Search the data for the word "milliers" and copy every line where it occurs.

[Extracts from a graphics dataset]
begin
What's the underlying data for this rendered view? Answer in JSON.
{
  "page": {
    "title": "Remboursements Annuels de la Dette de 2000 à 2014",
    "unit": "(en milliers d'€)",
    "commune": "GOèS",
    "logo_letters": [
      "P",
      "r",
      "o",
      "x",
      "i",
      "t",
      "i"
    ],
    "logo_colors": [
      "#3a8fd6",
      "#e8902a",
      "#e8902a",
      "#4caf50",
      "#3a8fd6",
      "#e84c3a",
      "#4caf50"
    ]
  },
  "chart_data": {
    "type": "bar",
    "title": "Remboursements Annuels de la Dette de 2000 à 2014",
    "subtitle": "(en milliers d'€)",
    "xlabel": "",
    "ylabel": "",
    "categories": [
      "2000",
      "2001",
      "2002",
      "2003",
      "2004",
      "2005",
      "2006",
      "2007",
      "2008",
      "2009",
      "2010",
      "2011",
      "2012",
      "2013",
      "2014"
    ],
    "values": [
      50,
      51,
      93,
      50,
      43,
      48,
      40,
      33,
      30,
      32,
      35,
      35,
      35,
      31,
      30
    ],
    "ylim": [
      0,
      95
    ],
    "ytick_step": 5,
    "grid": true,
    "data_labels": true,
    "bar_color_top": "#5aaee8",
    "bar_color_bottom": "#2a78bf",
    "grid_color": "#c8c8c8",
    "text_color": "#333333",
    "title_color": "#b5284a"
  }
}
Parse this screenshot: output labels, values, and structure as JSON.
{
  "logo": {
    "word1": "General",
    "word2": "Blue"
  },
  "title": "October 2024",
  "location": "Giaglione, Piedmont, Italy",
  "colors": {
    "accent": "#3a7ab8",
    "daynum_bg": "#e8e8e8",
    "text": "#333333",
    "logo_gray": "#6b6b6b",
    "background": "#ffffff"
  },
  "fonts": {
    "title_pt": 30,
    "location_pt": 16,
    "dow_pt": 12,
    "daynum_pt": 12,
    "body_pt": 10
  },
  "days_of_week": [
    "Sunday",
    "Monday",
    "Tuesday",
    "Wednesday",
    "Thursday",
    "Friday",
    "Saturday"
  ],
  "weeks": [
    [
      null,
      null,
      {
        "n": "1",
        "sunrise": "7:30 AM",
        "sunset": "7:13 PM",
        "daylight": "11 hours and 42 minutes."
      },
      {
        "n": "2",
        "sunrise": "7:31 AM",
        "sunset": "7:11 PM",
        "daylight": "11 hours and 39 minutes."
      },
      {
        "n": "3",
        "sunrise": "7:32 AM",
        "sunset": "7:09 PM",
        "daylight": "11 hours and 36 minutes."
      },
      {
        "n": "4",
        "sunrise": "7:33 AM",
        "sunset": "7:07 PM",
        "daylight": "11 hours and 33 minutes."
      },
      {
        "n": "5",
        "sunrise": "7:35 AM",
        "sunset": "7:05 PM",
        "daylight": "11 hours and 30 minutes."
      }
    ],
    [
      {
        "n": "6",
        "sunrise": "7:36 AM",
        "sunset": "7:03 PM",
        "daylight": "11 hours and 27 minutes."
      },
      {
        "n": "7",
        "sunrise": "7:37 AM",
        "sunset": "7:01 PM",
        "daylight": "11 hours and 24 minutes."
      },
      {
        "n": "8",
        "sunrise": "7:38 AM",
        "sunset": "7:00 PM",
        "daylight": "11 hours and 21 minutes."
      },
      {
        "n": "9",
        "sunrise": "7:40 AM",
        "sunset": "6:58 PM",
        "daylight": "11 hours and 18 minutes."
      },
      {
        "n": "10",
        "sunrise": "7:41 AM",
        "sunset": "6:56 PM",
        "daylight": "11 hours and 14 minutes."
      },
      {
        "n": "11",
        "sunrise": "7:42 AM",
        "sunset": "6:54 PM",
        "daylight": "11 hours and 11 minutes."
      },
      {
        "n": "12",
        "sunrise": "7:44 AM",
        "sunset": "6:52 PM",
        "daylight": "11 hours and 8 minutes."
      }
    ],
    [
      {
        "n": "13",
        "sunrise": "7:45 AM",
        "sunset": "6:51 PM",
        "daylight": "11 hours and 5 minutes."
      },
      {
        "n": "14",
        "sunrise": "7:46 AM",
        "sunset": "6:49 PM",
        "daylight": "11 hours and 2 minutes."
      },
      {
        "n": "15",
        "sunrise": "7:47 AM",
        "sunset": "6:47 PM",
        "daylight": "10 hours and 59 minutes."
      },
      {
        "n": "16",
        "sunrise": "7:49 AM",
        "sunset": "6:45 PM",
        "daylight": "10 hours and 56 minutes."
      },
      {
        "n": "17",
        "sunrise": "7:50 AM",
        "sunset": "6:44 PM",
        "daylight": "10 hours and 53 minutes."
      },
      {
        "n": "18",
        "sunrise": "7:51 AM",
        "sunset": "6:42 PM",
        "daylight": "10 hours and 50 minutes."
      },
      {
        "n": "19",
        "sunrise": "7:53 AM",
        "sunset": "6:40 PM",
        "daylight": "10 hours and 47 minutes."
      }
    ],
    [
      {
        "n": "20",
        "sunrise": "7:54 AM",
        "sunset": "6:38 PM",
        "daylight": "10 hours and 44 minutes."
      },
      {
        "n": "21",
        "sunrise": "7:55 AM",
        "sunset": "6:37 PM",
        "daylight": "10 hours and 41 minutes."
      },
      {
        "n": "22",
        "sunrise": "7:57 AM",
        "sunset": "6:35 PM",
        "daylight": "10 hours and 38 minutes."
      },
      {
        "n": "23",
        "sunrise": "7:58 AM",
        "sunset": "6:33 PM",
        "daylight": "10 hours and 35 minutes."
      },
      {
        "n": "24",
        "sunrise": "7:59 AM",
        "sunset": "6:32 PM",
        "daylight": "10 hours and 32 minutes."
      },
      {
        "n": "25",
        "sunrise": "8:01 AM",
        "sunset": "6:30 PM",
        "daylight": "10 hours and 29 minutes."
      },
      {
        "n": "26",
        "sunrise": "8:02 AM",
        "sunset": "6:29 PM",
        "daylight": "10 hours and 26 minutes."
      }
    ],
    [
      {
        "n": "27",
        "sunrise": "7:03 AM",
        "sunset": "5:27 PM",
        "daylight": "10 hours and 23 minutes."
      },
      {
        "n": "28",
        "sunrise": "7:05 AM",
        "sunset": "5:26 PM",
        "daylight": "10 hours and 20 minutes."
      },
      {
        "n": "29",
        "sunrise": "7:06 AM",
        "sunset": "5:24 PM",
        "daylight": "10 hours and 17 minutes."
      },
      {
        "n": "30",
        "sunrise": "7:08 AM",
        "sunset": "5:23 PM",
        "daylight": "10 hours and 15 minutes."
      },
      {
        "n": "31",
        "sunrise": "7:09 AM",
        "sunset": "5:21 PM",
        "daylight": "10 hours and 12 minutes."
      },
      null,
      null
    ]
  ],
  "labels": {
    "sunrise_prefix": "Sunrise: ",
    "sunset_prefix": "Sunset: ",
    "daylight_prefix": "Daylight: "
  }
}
end
## Output of the exercise
    "unit": "(en milliers d'€)",
    "subtitle": "(en milliers d'€)",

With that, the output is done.